▶ **REQUEST**
Output solely the number of lines containing the string "면접일정".

▶ **DATASET EXTRACT**
* start *

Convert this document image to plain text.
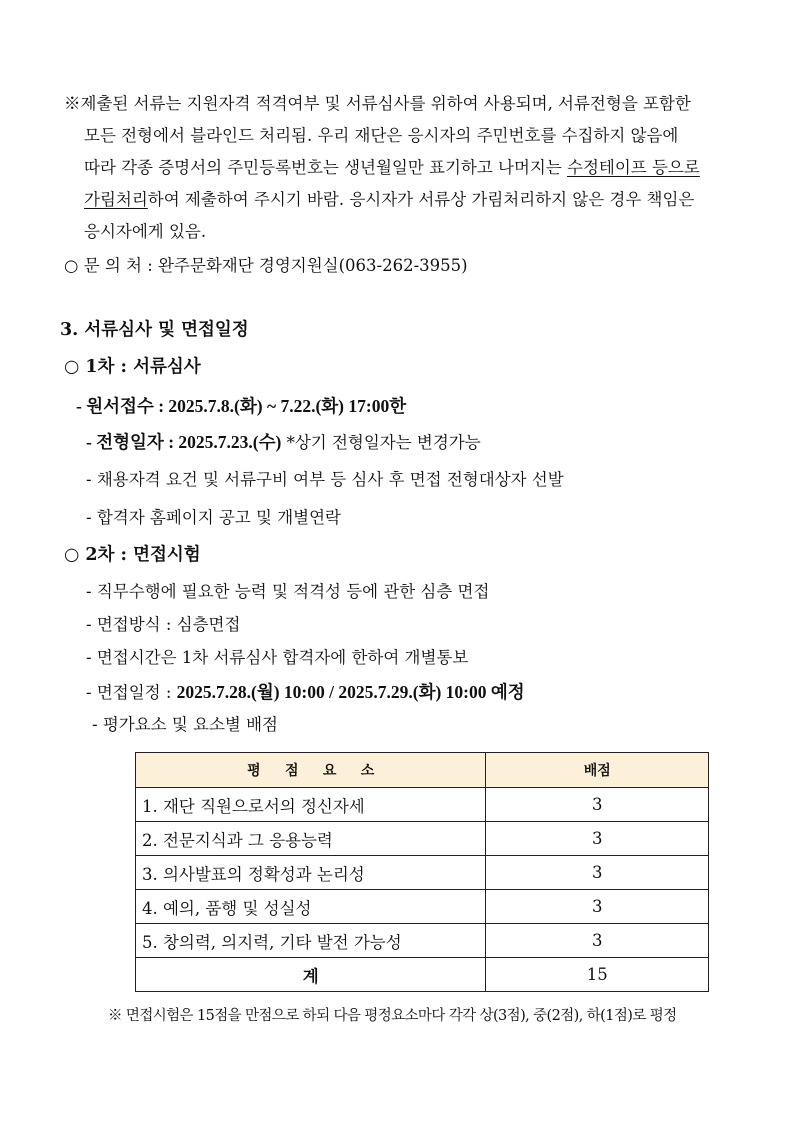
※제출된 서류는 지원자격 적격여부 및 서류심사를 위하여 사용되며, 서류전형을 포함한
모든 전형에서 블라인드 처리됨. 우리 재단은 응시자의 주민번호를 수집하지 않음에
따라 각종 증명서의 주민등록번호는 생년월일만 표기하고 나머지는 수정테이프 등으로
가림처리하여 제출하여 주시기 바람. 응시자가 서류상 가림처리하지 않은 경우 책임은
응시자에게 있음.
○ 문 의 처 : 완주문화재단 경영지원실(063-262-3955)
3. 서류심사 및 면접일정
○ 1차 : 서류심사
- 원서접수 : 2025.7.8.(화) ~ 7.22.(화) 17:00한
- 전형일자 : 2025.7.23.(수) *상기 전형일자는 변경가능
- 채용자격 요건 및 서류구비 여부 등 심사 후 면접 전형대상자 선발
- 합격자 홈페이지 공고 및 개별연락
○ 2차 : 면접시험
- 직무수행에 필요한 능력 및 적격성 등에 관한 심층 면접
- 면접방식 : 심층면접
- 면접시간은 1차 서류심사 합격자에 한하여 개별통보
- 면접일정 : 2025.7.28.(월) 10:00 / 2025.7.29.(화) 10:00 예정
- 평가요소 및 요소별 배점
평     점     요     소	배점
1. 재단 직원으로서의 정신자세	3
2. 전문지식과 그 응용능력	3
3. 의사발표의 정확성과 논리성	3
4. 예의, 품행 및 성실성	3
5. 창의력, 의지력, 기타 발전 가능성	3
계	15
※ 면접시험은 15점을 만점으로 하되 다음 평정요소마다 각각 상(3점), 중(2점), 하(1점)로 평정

* end *

▶ **SOLUTION FOR THIS PROBLEM**
2